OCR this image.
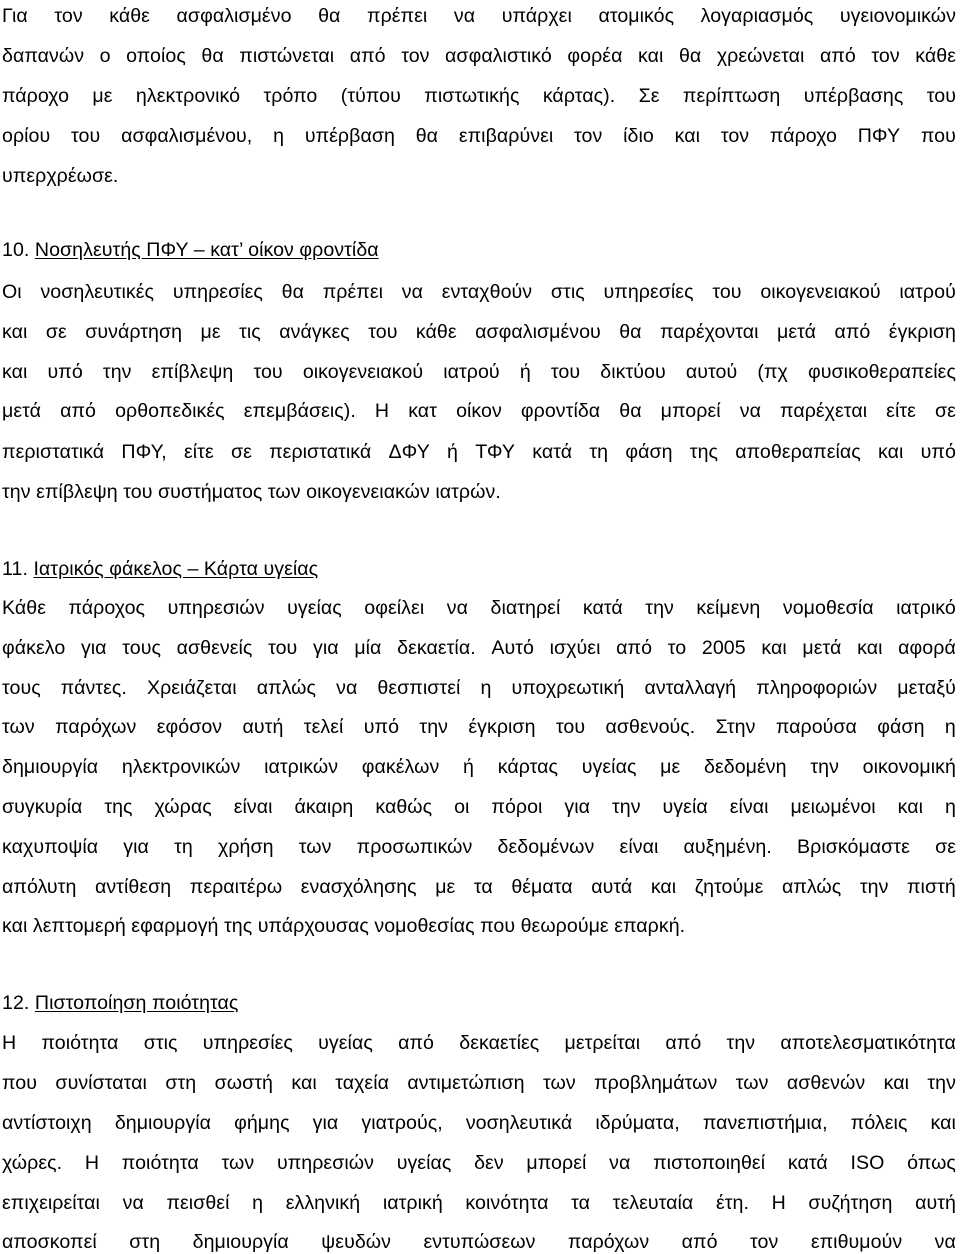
Για τον κάθε ασφαλισμένο θα πρέπει να υπάρχει ατομικός λογαριασμός υγειονομικών
δαπανών ο οποίος θα πιστώνεται από τον ασφαλιστικό φορέα και θα χρεώνεται από τον κάθε
πάροχο με ηλεκτρονικό τρόπο (τύπου πιστωτικής κάρτας). Σε περίπτωση υπέρβασης του
ορίου του ασφαλισμένου, η υπέρβαση θα επιβαρύνει τον ίδιο και τον πάροχο ΠΦΥ που
υπερχρέωσε.
10. Νοσηλευτής ΠΦΥ – κατ’ οίκον φροντίδα
Οι νοσηλευτικές υπηρεσίες θα πρέπει να ενταχθούν στις υπηρεσίες του οικογενειακού ιατρού
και σε συνάρτηση με τις ανάγκες του κάθε ασφαλισμένου θα παρέχονται μετά από έγκριση
και υπό την επίβλεψη του οικογενειακού ιατρού ή του δικτύου αυτού (πχ φυσικοθεραπείες
μετά από ορθοπεδικές επεμβάσεις). Η κατ οίκον φροντίδα θα μπορεί να παρέχεται είτε σε
περιστατικά ΠΦΥ, είτε σε περιστατικά ΔΦΥ ή ΤΦΥ κατά τη φάση της αποθεραπείας και υπό
την επίβλεψη του συστήματος των οικογενειακών ιατρών.
11. Ιατρικός φάκελος – Κάρτα υγείας
Κάθε πάροχος υπηρεσιών υγείας οφείλει να διατηρεί κατά την κείμενη νομοθεσία ιατρικό
φάκελο για τους ασθενείς του για μία δεκαετία. Αυτό ισχύει από το 2005 και μετά και αφορά
τους πάντες. Χρειάζεται απλώς να θεσπιστεί η υποχρεωτική ανταλλαγή πληροφοριών μεταξύ
των παρόχων εφόσον αυτή τελεί υπό την έγκριση του ασθενούς. Στην παρούσα φάση η
δημιουργία ηλεκτρονικών ιατρικών φακέλων ή κάρτας υγείας με δεδομένη την οικονομική
συγκυρία της χώρας είναι άκαιρη καθώς οι πόροι για την υγεία είναι μειωμένοι και η
καχυποψία για τη χρήση των προσωπικών δεδομένων είναι αυξημένη. Βρισκόμαστε σε
απόλυτη αντίθεση περαιτέρω ενασχόλησης με τα θέματα αυτά και ζητούμε απλώς την πιστή
και λεπτομερή εφαρμογή της υπάρχουσας νομοθεσίας που θεωρούμε επαρκή.
12. Πιστοποίηση ποιότητας
Η ποιότητα στις υπηρεσίες υγείας από δεκαετίες μετρείται από την αποτελεσματικότητα
που συνίσταται στη σωστή και ταχεία αντιμετώπιση των προβλημάτων των ασθενών και την
αντίστοιχη δημιουργία φήμης για γιατρούς, νοσηλευτικά ιδρύματα, πανεπιστήμια, πόλεις και
χώρες. Η ποιότητα των υπηρεσιών υγείας δεν μπορεί να πιστοποιηθεί κατά ISO όπως
επιχειρείται να πεισθεί η ελληνική ιατρική κοινότητα τα τελευταία έτη. Η συζήτηση αυτή
αποσκοπεί στη δημιουργία ψευδών εντυπώσεων παρόχων από τον επιθυμούν να
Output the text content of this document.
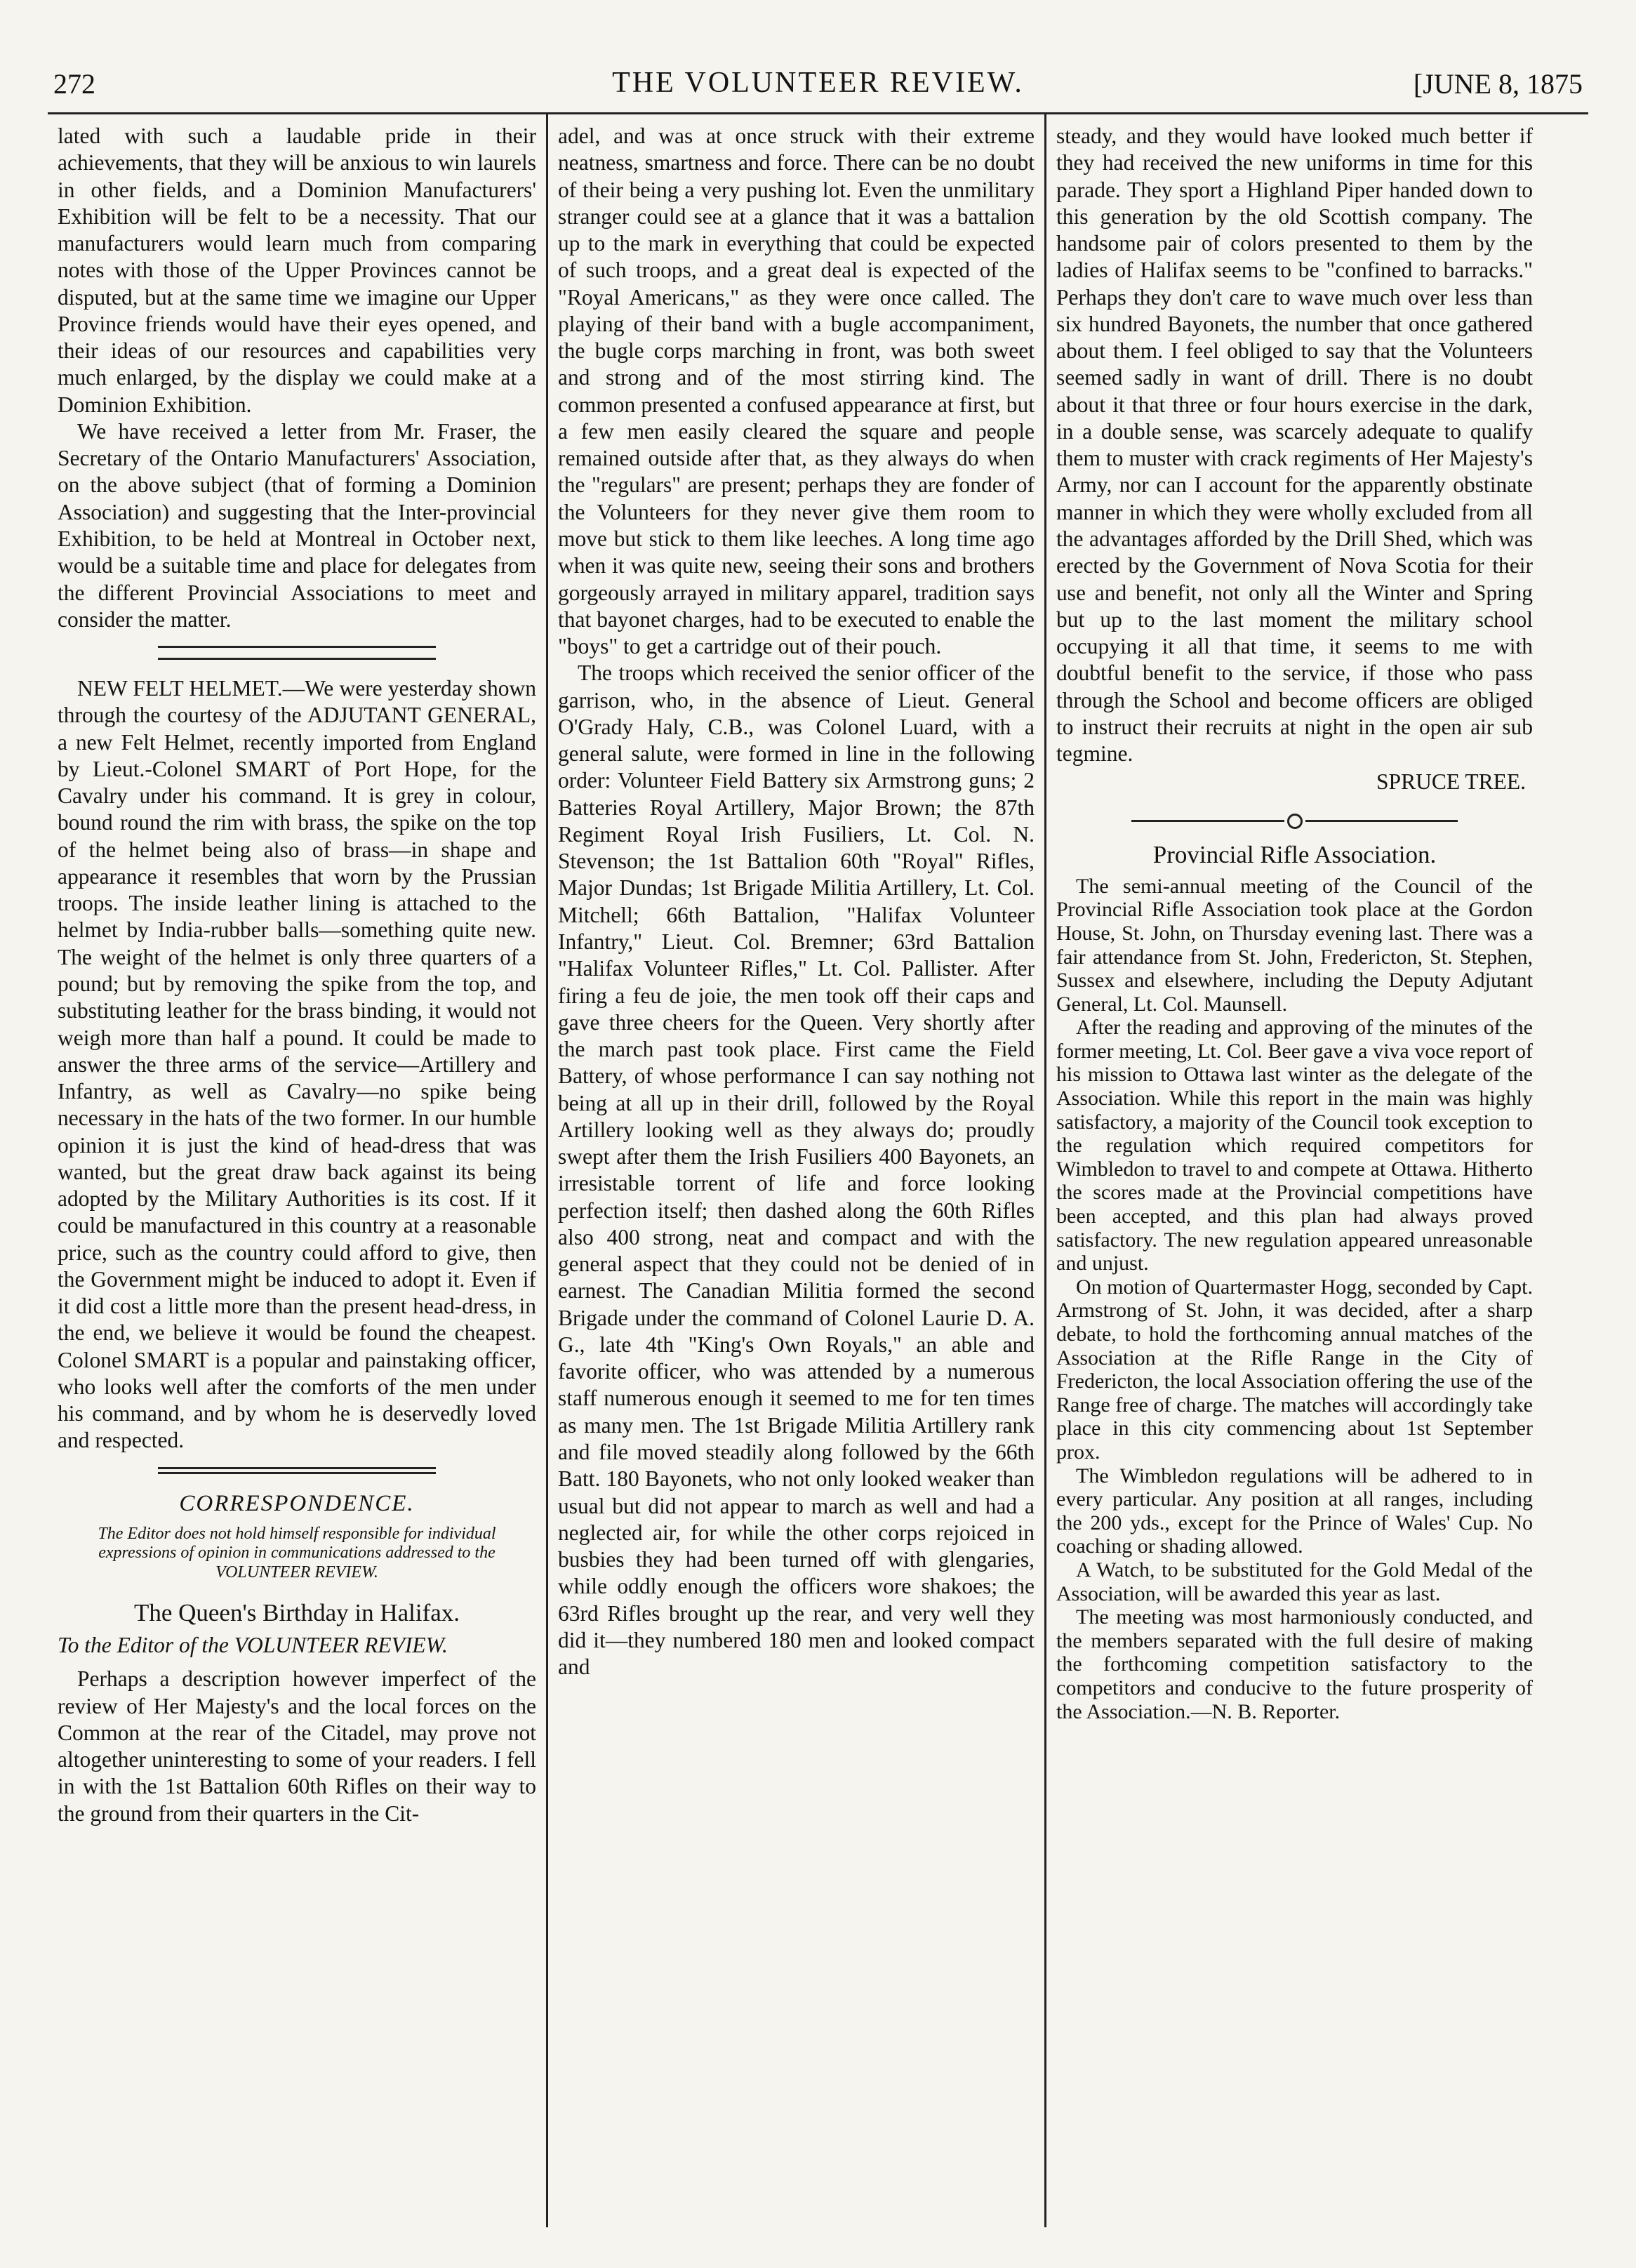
272	THE VOLUNTEER REVIEW.	[JUNE 8, 1875

lated with such a laudable pride in their achievements, that they will be anxious to win laurels in other fields, and a Dominion Manufacturers' Exhibition will be felt to be a necessity. That our manufacturers would learn much from comparing notes with those of the Upper Provinces cannot be disputed, but at the same time we imagine our Upper Province friends would have their eyes opened, and their ideas of our resources and capabilities very much enlarged, by the display we could make at a Dominion Exhibition.

We have received a letter from Mr. Fraser, the Secretary of the Ontario Manufacturers' Association, on the above subject (that of forming a Dominion Association) and suggesting that the Inter-provincial Exhibition, to be held at Montreal in October next, would be a suitable time and place for delegates from the different Provincial Associations to meet and consider the matter.

NEW FELT HELMET.—We were yesterday shown through the courtesy of the ADJUTANT GENERAL, a new Felt Helmet, recently imported from England by Lieut.-Colonel SMART of Port Hope, for the Cavalry under his command. It is grey in colour, bound round the rim with brass, the spike on the top of the helmet being also of brass—in shape and appearance it resembles that worn by the Prussian troops. The inside leather lining is attached to the helmet by India-rubber balls—something quite new. The weight of the helmet is only three quarters of a pound; but by removing the spike from the top, and substituting leather for the brass binding, it would not weigh more than half a pound. It could be made to answer the three arms of the service—Artillery and Infantry, as well as Cavalry—no spike being necessary in the hats of the two former. In our humble opinion it is just the kind of head-dress that was wanted, but the great draw back against its being adopted by the Military Authorities is its cost. If it could be manufactured in this country at a reasonable price, such as the country could afford to give, then the Government might be induced to adopt it. Even if it did cost a little more than the present head-dress, in the end, we believe it would be found the cheapest. Colonel SMART is a popular and painstaking officer, who looks well after the comforts of the men under his command, and by whom he is deservedly loved and respected.

CORRESPONDENCE.
The Editor does not hold himself responsible for individual expressions of opinion in communications addressed to the VOLUNTEER REVIEW.
The Queen's Birthday in Halifax.
To the Editor of the VOLUNTEER REVIEW.

Perhaps a description however imperfect of the review of Her Majesty's and the local forces on the Common at the rear of the Citadel, may prove not altogether uninteresting to some of your readers. I fell in with the 1st Battalion 60th Rifles on their way to the ground from their quarters in the Cit-

adel, and was at once struck with their extreme neatness, smartness and force. There can be no doubt of their being a very pushing lot. Even the unmilitary stranger could see at a glance that it was a battalion up to the mark in everything that could be expected of such troops, and a great deal is expected of the "Royal Americans," as they were once called. The playing of their band with a bugle accompaniment, the bugle corps marching in front, was both sweet and strong and of the most stirring kind. The common presented a confused appearance at first, but a few men easily cleared the square and people remained outside after that, as they always do when the "regulars" are present; perhaps they are fonder of the Volunteers for they never give them room to move but stick to them like leeches. A long time ago when it was quite new, seeing their sons and brothers gorgeously arrayed in military apparel, tradition says that bayonet charges, had to be executed to enable the "boys" to get a cartridge out of their pouch.

The troops which received the senior officer of the garrison, who, in the absence of Lieut. General O'Grady Haly, C.B., was Colonel Luard, with a general salute, were formed in line in the following order: Volunteer Field Battery six Armstrong guns; 2 Batteries Royal Artillery, Major Brown; the 87th Regiment Royal Irish Fusiliers, Lt. Col. N. Stevenson; the 1st Battalion 60th "Royal" Rifles, Major Dundas; 1st Brigade Militia Artillery, Lt. Col. Mitchell; 66th Battalion, "Halifax Volunteer Infantry," Lieut. Col. Bremner; 63rd Battalion "Halifax Volunteer Rifles," Lt. Col. Pallister. After firing a feu de joie, the men took off their caps and gave three cheers for the Queen. Very shortly after the march past took place. First came the Field Battery, of whose performance I can say nothing not being at all up in their drill, followed by the Royal Artillery looking well as they always do; proudly swept after them the Irish Fusiliers 400 Bayonets, an irresistable torrent of life and force looking perfection itself; then dashed along the 60th Rifles also 400 strong, neat and compact and with the general aspect that they could not be denied of in earnest. The Canadian Militia formed the second Brigade under the command of Colonel Laurie D. A. G., late 4th "King's Own Royals," an able and favorite officer, who was attended by a numerous staff numerous enough it seemed to me for ten times as many men. The 1st Brigade Militia Artillery rank and file moved steadily along followed by the 66th Batt. 180 Bayonets, who not only looked weaker than usual but did not appear to march as well and had a neglected air, for while the other corps rejoiced in busbies they had been turned off with glengaries, while oddly enough the officers wore shakoes; the 63rd Rifles brought up the rear, and very well they did it—they numbered 180 men and looked compact and

steady, and they would have looked much better if they had received the new uniforms in time for this parade. They sport a Highland Piper handed down to this generation by the old Scottish company. The handsome pair of colors presented to them by the ladies of Halifax seems to be "confined to barracks." Perhaps they don't care to wave much over less than six hundred Bayonets, the number that once gathered about them. I feel obliged to say that the Volunteers seemed sadly in want of drill. There is no doubt about it that three or four hours exercise in the dark, in a double sense, was scarcely adequate to qualify them to muster with crack regiments of Her Majesty's Army, nor can I account for the apparently obstinate manner in which they were wholly excluded from all the advantages afforded by the Drill Shed, which was erected by the Government of Nova Scotia for their use and benefit, not only all the Winter and Spring but up to the last moment the military school occupying it all that time, it seems to me with doubtful benefit to the service, if those who pass through the School and become officers are obliged to instruct their recruits at night in the open air sub tegmine.

SPRUCE TREE.
Provincial Rifle Association.

The semi-annual meeting of the Council of the Provincial Rifle Association took place at the Gordon House, St. John, on Thursday evening last. There was a fair attendance from St. John, Fredericton, St. Stephen, Sussex and elsewhere, including the Deputy Adjutant General, Lt. Col. Maunsell.

After the reading and approving of the minutes of the former meeting, Lt. Col. Beer gave a viva voce report of his mission to Ottawa last winter as the delegate of the Association. While this report in the main was highly satisfactory, a majority of the Council took exception to the regulation which required competitors for Wimbledon to travel to and compete at Ottawa. Hitherto the scores made at the Provincial competitions have been accepted, and this plan had always proved satisfactory. The new regulation appeared unreasonable and unjust.

On motion of Quartermaster Hogg, seconded by Capt. Armstrong of St. John, it was decided, after a sharp debate, to hold the forthcoming annual matches of the Association at the Rifle Range in the City of Fredericton, the local Association offering the use of the Range free of charge. The matches will accordingly take place in this city commencing about 1st September prox.

The Wimbledon regulations will be adhered to in every particular. Any position at all ranges, including the 200 yds., except for the Prince of Wales' Cup. No coaching or shading allowed.

A Watch, to be substituted for the Gold Medal of the Association, will be awarded this year as last.

The meeting was most harmoniously conducted, and the members separated with the full desire of making the forthcoming competition satisfactory to the competitors and conducive to the future prosperity of the Association.—N. B. Reporter.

--

- **What the task requires**
Copy each line of the data that contains the word "μετά".

- **Solution for this exercise**
και σε συνάρτηση με τις ανάγκες του κάθε ασφαλισμένου θα παρέχονται μετά από έγκριση
μετά από ορθοπεδικές επεμβάσεις). Η κατ οίκον φροντίδα θα μπορεί να παρέχεται είτε σε
φάκελο για τους ασθενείς του για μία δεκαετία. Αυτό ισχύει από το 2005 και μετά και αφορά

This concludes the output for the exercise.